▶ **SHORT EXERCISE**:
Copy exactly the lines from the one containing "Read the values" through the last line of the records, both included, and nothing more.

▶ **DATA ROWS**:
------------------------------------------------------------------------

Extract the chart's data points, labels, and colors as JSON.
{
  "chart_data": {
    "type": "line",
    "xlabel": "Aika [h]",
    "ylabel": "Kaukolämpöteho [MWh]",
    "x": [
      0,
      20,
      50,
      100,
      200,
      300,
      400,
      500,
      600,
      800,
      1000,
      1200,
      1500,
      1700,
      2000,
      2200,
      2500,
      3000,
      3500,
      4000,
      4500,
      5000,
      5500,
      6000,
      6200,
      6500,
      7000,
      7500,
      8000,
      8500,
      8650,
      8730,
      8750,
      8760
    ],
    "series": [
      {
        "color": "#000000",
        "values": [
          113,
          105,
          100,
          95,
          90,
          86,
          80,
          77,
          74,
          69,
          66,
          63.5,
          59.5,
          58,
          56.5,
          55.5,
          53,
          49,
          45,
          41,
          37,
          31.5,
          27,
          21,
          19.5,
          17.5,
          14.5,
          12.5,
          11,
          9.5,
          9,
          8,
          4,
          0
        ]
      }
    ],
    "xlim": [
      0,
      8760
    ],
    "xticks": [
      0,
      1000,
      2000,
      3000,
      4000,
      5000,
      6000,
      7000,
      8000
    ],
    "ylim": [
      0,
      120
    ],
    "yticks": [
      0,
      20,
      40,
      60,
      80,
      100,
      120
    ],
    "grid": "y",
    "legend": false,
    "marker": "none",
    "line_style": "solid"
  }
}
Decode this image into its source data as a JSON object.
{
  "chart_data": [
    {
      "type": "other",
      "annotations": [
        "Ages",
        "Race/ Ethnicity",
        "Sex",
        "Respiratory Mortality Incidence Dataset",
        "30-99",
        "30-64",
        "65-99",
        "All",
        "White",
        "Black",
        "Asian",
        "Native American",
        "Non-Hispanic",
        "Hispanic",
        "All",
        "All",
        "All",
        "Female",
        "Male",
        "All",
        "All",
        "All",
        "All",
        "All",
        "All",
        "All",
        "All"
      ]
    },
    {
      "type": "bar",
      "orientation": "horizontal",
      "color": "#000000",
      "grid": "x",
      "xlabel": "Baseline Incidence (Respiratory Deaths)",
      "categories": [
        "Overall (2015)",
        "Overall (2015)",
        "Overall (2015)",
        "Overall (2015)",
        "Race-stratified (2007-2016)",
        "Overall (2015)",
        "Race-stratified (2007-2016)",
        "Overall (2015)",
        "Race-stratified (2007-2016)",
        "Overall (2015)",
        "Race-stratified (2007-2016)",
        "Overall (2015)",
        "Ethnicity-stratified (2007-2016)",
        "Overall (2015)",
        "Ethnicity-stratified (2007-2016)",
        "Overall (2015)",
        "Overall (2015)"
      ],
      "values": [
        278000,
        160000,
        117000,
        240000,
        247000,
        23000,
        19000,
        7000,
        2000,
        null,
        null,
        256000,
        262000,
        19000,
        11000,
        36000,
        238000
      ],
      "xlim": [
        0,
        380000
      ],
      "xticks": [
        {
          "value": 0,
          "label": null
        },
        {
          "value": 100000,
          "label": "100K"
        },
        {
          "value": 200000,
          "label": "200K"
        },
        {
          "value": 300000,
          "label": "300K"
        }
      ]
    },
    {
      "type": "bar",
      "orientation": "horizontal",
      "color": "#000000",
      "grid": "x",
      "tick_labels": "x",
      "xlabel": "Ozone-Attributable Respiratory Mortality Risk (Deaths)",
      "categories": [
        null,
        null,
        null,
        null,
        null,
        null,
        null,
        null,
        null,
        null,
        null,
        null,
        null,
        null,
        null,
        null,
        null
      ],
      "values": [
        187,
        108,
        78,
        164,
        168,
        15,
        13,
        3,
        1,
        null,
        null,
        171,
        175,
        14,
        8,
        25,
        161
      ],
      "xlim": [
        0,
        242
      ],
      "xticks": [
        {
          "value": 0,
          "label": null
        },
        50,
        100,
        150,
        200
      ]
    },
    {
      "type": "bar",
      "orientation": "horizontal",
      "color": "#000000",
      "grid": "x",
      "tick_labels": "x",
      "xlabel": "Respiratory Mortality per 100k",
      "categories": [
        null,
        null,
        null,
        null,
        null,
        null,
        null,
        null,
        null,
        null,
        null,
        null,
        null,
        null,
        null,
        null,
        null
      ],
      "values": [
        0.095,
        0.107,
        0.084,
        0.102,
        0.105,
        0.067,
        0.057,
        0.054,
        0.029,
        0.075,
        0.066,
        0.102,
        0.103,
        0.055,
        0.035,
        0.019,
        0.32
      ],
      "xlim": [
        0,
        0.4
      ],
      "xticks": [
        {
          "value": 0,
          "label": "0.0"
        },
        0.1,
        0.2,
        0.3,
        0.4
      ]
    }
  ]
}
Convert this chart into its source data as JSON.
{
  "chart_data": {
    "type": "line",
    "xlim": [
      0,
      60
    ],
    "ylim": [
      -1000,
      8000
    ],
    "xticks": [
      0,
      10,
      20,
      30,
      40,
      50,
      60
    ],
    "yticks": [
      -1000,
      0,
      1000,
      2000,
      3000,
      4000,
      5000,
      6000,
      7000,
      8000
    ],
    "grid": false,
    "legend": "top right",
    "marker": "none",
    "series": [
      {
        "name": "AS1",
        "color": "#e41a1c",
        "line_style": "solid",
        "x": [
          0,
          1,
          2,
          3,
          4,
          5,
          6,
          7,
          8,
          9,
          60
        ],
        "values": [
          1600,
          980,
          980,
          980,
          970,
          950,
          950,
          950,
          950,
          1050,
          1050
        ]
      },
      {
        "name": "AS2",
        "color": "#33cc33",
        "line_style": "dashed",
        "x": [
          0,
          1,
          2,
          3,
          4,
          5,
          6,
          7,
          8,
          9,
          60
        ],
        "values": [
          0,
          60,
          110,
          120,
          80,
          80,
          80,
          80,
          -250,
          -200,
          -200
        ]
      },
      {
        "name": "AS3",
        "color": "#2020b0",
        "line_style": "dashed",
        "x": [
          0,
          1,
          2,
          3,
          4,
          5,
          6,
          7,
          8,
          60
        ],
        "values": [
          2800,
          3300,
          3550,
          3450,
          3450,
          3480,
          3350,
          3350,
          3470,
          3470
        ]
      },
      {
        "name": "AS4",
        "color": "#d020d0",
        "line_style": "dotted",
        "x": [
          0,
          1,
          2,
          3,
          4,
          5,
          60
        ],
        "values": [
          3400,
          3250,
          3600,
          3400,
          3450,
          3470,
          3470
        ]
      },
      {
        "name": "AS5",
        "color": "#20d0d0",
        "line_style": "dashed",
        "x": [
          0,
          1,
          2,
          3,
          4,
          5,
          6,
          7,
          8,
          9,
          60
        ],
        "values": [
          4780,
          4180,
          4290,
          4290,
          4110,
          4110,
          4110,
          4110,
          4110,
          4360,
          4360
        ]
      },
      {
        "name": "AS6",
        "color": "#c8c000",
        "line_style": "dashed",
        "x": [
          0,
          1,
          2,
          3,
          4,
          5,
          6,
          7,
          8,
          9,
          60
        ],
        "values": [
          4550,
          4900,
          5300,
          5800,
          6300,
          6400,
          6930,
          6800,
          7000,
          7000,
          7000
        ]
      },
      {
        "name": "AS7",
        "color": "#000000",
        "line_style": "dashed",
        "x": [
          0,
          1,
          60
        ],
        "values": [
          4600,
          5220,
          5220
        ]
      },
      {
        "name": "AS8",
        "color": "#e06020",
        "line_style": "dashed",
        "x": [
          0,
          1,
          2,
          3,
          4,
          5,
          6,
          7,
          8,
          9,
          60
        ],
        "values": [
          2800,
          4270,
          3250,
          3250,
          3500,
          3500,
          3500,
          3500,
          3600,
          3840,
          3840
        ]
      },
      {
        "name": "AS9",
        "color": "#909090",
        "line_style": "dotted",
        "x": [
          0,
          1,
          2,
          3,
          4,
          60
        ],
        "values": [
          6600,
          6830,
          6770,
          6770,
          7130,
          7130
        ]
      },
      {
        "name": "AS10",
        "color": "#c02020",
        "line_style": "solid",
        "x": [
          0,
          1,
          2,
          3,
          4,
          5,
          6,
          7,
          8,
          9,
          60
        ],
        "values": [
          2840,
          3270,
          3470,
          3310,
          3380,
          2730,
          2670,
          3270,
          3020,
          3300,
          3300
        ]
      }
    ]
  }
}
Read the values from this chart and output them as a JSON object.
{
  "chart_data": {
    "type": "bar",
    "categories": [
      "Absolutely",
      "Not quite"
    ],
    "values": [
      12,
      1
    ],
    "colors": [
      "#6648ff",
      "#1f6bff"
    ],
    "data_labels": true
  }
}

------------------------------------------------------------------------

▶ **SOLVED EXERCISE**:
Read the values from this chart and output them as a JSON object.
{
  "chart_data": {
    "type": "bar",
    "categories": [
      "Absolutely",
      "Not quite"
    ],
    "values": [
      12,
      1
    ],
    "colors": [
      "#6648ff",
      "#1f6bff"
    ],
    "data_labels": true
  }
}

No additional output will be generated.